[Given request]
Check each line of the records below and collect those holding "close".

[Data entries]
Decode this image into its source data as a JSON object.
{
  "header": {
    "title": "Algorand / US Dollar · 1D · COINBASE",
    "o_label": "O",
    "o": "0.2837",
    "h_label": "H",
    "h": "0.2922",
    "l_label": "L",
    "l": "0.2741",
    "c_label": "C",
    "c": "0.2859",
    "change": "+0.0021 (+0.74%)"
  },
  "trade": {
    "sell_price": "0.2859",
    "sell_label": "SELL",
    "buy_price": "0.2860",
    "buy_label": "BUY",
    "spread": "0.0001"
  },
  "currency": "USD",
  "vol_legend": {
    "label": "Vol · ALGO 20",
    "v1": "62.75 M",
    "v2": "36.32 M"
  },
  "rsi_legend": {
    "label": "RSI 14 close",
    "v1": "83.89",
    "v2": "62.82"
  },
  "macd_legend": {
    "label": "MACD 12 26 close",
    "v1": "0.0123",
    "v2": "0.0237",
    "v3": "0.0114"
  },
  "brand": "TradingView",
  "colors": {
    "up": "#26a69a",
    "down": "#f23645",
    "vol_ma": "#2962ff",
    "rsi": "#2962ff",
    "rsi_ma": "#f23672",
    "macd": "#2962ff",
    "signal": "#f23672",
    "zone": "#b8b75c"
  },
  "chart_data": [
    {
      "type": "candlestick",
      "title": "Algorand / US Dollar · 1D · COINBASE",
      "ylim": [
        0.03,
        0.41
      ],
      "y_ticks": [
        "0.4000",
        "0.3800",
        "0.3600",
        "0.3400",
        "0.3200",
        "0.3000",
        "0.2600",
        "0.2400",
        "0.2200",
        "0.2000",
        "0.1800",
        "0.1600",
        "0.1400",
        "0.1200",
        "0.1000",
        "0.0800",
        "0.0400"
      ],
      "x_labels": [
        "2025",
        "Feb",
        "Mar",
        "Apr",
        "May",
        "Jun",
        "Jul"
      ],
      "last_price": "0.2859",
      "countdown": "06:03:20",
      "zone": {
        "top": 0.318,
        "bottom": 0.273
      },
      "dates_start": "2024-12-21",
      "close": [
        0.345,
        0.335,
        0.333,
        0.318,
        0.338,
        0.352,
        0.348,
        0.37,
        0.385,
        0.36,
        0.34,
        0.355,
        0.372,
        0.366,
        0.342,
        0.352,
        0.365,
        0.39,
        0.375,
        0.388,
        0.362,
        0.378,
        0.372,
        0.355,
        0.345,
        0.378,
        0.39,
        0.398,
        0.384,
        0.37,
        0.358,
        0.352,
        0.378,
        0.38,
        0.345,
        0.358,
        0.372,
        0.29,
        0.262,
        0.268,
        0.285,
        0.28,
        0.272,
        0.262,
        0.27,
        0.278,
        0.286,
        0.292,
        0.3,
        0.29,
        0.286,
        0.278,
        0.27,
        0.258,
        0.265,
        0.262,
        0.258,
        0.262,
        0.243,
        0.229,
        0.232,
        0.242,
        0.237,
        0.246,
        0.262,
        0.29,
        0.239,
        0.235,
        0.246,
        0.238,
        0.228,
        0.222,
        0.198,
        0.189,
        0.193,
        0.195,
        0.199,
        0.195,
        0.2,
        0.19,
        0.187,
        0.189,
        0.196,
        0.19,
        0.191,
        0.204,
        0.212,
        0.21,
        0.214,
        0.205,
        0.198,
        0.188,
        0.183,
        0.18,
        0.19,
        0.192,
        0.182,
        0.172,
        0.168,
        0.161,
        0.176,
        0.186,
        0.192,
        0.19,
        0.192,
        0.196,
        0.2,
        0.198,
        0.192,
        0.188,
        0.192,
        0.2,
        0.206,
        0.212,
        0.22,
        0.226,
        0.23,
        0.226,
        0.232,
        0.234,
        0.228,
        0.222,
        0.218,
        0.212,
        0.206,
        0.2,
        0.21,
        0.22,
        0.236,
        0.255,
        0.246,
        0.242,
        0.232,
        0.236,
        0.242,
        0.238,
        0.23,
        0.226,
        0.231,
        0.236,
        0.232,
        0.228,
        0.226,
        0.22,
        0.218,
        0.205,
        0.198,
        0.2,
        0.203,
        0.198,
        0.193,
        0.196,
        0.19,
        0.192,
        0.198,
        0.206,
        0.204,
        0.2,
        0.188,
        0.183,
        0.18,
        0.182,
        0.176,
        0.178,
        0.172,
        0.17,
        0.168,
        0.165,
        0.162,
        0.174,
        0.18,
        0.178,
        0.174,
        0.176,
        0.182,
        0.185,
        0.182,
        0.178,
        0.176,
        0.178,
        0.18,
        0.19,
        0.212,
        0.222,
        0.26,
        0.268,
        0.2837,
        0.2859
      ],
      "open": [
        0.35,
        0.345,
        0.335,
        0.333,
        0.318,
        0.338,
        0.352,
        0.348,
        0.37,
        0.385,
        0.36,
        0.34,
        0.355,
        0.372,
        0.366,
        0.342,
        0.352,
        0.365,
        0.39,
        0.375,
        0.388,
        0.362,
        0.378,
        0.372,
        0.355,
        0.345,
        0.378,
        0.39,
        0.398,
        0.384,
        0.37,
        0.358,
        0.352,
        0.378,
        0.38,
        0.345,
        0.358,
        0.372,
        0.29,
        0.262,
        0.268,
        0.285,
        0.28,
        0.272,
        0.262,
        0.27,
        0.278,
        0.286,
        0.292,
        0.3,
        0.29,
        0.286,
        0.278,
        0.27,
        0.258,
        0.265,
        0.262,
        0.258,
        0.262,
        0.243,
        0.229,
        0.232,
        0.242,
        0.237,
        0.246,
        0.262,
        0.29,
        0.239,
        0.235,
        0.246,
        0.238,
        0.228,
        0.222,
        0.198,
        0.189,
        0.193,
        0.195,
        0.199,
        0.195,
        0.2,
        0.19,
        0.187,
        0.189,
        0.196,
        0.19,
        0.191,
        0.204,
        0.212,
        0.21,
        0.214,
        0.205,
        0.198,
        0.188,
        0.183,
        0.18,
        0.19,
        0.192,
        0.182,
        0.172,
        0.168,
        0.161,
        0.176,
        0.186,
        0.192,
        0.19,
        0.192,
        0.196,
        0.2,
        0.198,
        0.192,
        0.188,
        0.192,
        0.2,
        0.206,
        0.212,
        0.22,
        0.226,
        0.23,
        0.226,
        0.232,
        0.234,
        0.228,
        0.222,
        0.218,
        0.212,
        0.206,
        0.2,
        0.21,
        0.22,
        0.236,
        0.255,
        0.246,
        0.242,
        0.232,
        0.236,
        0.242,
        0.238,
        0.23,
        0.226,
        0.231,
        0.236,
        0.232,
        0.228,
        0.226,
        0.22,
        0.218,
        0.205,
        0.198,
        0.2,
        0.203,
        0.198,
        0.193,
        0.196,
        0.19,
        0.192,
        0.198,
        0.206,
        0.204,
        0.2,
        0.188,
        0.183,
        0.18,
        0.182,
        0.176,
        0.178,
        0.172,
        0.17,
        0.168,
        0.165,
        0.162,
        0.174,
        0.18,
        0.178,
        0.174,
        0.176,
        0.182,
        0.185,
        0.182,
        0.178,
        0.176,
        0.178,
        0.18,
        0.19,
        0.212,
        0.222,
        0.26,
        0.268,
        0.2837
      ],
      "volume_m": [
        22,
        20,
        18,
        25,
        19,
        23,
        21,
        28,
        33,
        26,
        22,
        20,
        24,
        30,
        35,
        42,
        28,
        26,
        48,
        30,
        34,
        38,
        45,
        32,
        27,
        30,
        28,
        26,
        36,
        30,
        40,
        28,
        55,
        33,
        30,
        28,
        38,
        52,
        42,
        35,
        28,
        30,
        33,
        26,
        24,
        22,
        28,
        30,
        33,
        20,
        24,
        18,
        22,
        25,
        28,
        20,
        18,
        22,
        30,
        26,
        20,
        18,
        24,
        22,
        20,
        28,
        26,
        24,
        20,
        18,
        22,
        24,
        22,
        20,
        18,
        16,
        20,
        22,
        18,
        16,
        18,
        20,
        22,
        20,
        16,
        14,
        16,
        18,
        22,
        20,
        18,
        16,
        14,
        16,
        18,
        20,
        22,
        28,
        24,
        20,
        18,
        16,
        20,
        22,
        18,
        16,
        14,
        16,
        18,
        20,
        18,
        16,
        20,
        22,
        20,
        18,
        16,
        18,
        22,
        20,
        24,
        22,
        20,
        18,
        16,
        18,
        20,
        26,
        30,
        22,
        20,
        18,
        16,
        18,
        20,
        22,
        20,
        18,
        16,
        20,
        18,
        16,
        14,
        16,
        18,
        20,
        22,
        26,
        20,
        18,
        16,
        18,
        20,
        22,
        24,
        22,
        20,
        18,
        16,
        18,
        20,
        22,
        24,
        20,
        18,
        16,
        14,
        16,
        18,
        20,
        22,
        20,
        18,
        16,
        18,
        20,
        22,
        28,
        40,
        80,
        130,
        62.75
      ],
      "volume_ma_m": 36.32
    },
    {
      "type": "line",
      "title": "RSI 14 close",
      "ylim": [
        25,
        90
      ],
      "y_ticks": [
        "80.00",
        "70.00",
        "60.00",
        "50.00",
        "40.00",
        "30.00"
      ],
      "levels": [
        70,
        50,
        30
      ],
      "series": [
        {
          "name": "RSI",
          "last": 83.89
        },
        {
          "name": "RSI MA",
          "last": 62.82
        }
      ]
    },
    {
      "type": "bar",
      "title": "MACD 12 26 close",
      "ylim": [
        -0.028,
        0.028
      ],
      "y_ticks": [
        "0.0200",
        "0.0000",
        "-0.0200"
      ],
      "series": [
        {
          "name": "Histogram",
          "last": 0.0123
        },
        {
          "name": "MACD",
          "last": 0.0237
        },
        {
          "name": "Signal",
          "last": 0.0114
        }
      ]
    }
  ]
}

[Result of this exercise]
    "label": "RSI 14 close",
    "label": "MACD 12 26 close",
      "close": [
      "title": "RSI 14 close",
      "title": "MACD 12 26 close",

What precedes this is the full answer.